Work to complete:
Go through the listing and set it down exactly, leaving out its pictures.
------ Input material ------
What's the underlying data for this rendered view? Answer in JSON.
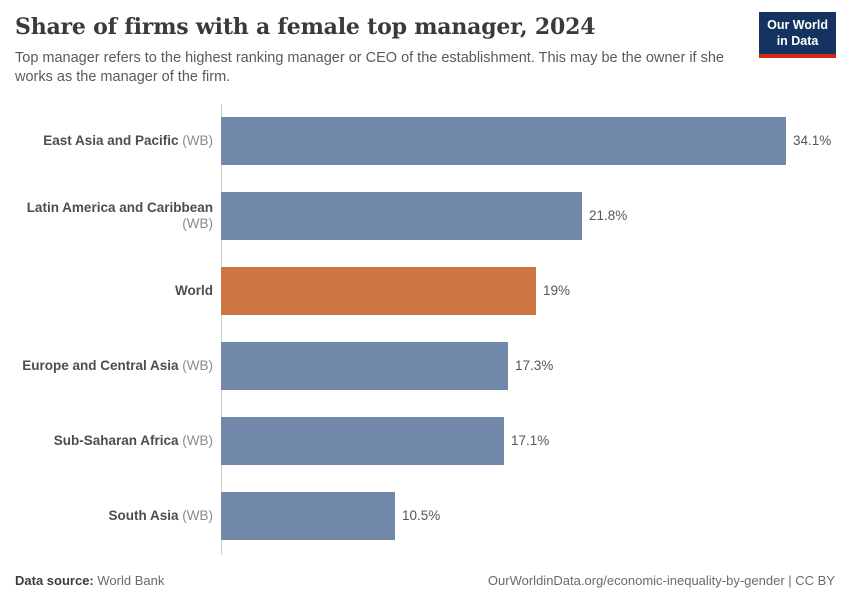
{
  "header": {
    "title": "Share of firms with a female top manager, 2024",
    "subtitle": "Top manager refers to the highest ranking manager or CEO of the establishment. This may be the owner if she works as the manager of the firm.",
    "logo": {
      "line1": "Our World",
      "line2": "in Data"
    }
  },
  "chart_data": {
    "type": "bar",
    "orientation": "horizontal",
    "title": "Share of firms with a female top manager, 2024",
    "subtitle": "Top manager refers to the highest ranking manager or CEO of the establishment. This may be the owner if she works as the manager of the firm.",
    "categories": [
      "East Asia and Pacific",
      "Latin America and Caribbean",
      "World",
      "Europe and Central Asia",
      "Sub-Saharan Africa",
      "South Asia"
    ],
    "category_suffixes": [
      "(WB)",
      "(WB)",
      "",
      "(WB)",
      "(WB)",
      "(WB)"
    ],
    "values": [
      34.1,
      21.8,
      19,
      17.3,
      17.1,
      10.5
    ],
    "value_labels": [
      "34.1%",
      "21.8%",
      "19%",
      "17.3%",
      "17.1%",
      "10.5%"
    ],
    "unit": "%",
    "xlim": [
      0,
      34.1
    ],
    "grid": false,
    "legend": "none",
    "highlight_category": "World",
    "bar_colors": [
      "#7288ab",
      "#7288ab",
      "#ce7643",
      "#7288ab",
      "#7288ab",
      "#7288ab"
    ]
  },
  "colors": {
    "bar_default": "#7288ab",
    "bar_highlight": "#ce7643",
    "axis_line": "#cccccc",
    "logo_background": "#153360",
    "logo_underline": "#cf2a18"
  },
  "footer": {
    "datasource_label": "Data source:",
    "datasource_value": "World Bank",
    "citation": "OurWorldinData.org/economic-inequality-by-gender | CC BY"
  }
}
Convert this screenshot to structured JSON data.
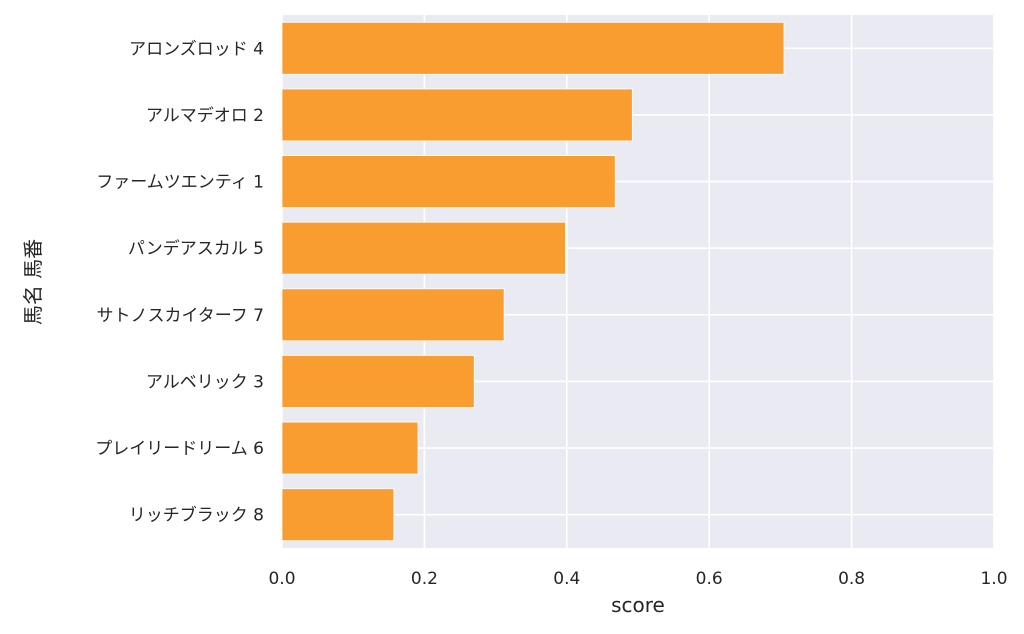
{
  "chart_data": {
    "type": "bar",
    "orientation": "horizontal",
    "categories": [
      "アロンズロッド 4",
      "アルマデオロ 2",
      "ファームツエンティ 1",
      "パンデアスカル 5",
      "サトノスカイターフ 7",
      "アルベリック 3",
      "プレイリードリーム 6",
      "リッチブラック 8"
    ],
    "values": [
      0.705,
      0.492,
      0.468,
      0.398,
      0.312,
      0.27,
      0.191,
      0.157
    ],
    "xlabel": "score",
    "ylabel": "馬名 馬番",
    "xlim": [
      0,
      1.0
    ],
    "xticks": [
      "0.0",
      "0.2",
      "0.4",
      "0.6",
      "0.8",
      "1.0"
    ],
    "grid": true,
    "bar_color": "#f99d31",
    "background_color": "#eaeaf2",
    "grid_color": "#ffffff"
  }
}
------
Task answer:
What's the underlying data for this rendered view? Answer in JSON.
{
  "header": {
    "title": "Share of firms with a female top manager, 2024",
    "subtitle": "Top manager refers to the highest ranking manager or CEO of the establishment. This may be the owner if she works as the manager of the firm.",
    "logo": {
      "line1": "Our World",
      "line2": "in Data"
    }
  },
  "chart_data": {
    "type": "bar",
    "orientation": "horizontal",
    "title": "Share of firms with a female top manager, 2024",
    "subtitle": "Top manager refers to the highest ranking manager or CEO of the establishment. This may be the owner if she works as the manager of the firm.",
    "categories": [
      "East Asia and Pacific",
      "Latin America and Caribbean",
      "World",
      "Europe and Central Asia",
      "Sub-Saharan Africa",
      "South Asia"
    ],
    "category_suffixes": [
      "(WB)",
      "(WB)",
      "",
      "(WB)",
      "(WB)",
      "(WB)"
    ],
    "values": [
      34.1,
      21.8,
      19,
      17.3,
      17.1,
      10.5
    ],
    "value_labels": [
      "34.1%",
      "21.8%",
      "19%",
      "17.3%",
      "17.1%",
      "10.5%"
    ],
    "unit": "%",
    "xlim": [
      0,
      34.1
    ],
    "grid": false,
    "legend": "none",
    "highlight_category": "World",
    "bar_colors": [
      "#7288ab",
      "#7288ab",
      "#ce7643",
      "#7288ab",
      "#7288ab",
      "#7288ab"
    ]
  },
  "colors": {
    "bar_default": "#7288ab",
    "bar_highlight": "#ce7643",
    "axis_line": "#cccccc",
    "logo_background": "#153360",
    "logo_underline": "#cf2a18"
  },
  "footer": {
    "datasource_label": "Data source:",
    "datasource_value": "World Bank",
    "citation": "OurWorldinData.org/economic-inequality-by-gender | CC BY"
  }
}
Convert this screenshot to structured JSON data.
{
  "chart_data": {
    "type": "bar",
    "orientation": "horizontal",
    "categories": [
      "アロンズロッド 4",
      "アルマデオロ 2",
      "ファームツエンティ 1",
      "パンデアスカル 5",
      "サトノスカイターフ 7",
      "アルベリック 3",
      "プレイリードリーム 6",
      "リッチブラック 8"
    ],
    "values": [
      0.705,
      0.492,
      0.468,
      0.398,
      0.312,
      0.27,
      0.191,
      0.157
    ],
    "xlabel": "score",
    "ylabel": "馬名 馬番",
    "xlim": [
      0,
      1.0
    ],
    "xticks": [
      "0.0",
      "0.2",
      "0.4",
      "0.6",
      "0.8",
      "1.0"
    ],
    "grid": true,
    "bar_color": "#f99d31",
    "background_color": "#eaeaf2",
    "grid_color": "#ffffff"
  }
}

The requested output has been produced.